*Set task*
Gather the lines from the material that contain "right".

— Begin Record list —

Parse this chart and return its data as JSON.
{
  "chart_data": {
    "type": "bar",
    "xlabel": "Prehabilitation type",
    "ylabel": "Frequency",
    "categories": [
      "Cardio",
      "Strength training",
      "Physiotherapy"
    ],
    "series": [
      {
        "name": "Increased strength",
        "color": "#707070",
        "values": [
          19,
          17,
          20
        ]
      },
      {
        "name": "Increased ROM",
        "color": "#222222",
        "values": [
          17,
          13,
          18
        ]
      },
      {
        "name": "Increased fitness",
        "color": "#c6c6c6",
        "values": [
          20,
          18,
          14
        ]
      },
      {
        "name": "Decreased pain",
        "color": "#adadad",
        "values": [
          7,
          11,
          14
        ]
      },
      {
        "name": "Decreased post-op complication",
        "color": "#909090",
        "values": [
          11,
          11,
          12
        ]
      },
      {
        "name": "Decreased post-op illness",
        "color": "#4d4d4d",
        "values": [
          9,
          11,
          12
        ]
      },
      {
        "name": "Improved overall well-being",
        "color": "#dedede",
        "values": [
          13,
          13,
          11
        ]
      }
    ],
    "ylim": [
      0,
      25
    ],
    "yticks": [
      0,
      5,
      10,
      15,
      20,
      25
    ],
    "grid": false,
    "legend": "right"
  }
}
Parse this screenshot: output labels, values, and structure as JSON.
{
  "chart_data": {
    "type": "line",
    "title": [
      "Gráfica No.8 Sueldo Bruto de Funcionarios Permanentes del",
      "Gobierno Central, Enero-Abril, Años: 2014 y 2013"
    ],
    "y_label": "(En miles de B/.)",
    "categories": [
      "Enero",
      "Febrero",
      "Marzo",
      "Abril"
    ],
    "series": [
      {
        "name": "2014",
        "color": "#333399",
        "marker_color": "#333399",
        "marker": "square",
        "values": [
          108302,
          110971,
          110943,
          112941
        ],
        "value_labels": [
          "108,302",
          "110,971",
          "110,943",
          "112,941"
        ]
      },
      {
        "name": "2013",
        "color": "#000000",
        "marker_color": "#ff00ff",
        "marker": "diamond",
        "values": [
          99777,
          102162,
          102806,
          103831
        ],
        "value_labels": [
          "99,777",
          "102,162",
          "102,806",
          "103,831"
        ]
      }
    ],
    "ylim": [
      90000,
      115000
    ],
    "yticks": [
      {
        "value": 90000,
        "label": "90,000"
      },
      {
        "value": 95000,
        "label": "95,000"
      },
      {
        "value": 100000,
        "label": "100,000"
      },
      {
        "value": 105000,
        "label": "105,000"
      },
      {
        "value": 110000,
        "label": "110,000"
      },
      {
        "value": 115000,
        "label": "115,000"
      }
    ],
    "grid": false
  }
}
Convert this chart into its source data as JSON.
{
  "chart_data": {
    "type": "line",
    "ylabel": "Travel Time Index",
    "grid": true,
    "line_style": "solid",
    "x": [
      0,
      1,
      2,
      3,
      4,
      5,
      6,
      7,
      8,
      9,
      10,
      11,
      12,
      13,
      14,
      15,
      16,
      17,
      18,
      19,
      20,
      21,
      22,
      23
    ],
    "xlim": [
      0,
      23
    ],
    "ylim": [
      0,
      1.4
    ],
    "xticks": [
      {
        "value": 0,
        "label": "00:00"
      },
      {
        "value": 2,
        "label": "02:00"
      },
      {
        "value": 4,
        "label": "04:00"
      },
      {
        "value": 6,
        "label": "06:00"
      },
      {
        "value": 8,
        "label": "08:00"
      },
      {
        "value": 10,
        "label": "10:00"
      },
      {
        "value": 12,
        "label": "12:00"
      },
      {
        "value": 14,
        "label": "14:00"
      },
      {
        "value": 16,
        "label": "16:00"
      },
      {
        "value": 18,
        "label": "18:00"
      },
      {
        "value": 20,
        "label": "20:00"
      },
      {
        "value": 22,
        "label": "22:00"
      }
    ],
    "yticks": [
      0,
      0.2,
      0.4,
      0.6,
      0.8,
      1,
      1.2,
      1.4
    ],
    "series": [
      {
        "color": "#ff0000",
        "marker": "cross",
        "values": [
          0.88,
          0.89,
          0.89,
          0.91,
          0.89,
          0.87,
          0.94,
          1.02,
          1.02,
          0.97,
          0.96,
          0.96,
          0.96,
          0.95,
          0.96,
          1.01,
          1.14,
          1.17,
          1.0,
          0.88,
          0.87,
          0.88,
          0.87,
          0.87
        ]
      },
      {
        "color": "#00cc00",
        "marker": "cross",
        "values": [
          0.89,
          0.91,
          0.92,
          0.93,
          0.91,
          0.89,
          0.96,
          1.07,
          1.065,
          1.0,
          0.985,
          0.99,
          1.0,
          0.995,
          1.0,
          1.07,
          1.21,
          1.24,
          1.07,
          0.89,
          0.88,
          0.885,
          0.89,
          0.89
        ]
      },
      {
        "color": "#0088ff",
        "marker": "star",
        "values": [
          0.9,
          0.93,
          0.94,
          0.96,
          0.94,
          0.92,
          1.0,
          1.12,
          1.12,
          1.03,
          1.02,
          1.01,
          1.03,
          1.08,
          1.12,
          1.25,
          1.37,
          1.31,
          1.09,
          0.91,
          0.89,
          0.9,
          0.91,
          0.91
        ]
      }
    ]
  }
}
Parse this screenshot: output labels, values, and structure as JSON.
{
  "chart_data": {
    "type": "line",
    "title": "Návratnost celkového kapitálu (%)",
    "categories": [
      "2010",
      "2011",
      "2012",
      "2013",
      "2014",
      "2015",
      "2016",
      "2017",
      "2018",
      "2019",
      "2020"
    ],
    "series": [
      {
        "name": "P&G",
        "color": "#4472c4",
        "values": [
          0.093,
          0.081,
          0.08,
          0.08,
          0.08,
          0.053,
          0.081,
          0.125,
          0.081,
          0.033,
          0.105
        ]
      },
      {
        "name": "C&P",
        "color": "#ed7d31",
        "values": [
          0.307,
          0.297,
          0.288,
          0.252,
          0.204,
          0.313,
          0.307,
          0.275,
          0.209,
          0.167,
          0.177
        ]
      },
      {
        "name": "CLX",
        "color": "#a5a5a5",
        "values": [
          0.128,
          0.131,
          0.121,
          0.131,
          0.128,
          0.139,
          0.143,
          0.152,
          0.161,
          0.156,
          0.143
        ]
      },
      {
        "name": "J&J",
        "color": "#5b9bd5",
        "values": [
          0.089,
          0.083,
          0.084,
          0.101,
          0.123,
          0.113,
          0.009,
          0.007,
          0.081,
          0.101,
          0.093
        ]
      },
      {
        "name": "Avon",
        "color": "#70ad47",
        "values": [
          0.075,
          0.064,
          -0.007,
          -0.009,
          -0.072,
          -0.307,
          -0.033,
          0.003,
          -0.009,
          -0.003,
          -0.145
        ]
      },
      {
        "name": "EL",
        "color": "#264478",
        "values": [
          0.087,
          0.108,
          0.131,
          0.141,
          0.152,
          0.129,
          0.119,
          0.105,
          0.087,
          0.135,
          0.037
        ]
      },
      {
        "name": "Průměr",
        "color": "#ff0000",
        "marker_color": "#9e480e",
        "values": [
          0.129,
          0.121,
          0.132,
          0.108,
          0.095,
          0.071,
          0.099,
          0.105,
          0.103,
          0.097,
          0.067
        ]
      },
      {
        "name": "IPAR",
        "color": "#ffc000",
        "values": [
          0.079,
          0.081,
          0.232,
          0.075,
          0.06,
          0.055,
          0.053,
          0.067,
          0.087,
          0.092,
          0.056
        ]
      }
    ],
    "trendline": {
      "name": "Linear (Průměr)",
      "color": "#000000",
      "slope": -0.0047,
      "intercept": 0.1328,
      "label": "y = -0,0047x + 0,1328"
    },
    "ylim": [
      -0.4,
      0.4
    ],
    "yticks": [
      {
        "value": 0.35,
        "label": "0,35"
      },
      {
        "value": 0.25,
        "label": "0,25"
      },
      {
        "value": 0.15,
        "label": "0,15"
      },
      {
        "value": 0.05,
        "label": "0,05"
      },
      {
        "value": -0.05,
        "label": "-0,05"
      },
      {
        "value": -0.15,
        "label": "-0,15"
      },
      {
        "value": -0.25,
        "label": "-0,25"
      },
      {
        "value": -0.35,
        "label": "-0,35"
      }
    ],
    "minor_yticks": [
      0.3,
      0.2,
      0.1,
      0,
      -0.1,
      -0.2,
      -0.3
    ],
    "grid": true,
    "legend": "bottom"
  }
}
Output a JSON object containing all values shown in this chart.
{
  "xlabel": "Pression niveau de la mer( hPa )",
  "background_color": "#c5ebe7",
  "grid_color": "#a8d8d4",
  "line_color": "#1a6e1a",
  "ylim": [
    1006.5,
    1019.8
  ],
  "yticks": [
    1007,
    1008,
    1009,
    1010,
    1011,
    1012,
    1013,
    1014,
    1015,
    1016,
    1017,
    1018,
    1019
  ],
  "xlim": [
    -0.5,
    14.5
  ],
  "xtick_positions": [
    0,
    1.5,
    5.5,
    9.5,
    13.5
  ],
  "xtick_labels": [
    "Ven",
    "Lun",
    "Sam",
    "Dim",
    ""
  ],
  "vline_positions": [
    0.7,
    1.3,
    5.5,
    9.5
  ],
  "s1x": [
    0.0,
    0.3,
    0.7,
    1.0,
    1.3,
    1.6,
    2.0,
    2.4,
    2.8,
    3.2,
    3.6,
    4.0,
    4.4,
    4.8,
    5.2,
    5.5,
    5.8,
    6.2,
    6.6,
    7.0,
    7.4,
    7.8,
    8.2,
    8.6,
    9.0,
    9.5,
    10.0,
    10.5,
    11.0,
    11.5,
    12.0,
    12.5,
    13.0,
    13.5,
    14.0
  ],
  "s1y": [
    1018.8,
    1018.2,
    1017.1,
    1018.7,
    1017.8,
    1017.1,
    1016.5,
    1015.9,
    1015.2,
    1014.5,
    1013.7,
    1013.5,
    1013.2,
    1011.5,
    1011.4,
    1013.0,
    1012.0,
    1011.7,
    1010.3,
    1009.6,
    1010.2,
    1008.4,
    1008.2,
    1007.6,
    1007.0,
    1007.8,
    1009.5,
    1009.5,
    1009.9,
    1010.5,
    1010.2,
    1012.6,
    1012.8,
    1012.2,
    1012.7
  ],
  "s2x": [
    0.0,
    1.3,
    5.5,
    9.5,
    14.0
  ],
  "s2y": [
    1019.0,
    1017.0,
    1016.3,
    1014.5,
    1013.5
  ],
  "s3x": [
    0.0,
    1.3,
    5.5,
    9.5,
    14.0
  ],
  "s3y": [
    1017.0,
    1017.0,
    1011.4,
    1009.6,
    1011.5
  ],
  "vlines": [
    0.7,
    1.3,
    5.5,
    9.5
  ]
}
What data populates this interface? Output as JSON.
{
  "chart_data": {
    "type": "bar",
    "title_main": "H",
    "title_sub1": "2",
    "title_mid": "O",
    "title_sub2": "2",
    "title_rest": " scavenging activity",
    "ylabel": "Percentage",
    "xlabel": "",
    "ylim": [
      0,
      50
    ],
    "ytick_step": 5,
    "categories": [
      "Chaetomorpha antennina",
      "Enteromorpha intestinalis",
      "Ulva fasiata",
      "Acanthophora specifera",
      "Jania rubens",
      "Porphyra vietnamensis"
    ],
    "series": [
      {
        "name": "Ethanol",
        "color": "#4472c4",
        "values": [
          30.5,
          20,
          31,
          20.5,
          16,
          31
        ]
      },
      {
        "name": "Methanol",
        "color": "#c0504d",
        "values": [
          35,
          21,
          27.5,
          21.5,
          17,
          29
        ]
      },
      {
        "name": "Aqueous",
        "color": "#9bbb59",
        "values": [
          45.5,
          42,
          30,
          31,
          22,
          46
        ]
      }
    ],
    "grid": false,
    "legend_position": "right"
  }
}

— End Record list —

*Written solution*
    "legend": "right"
    "legend_position": "right"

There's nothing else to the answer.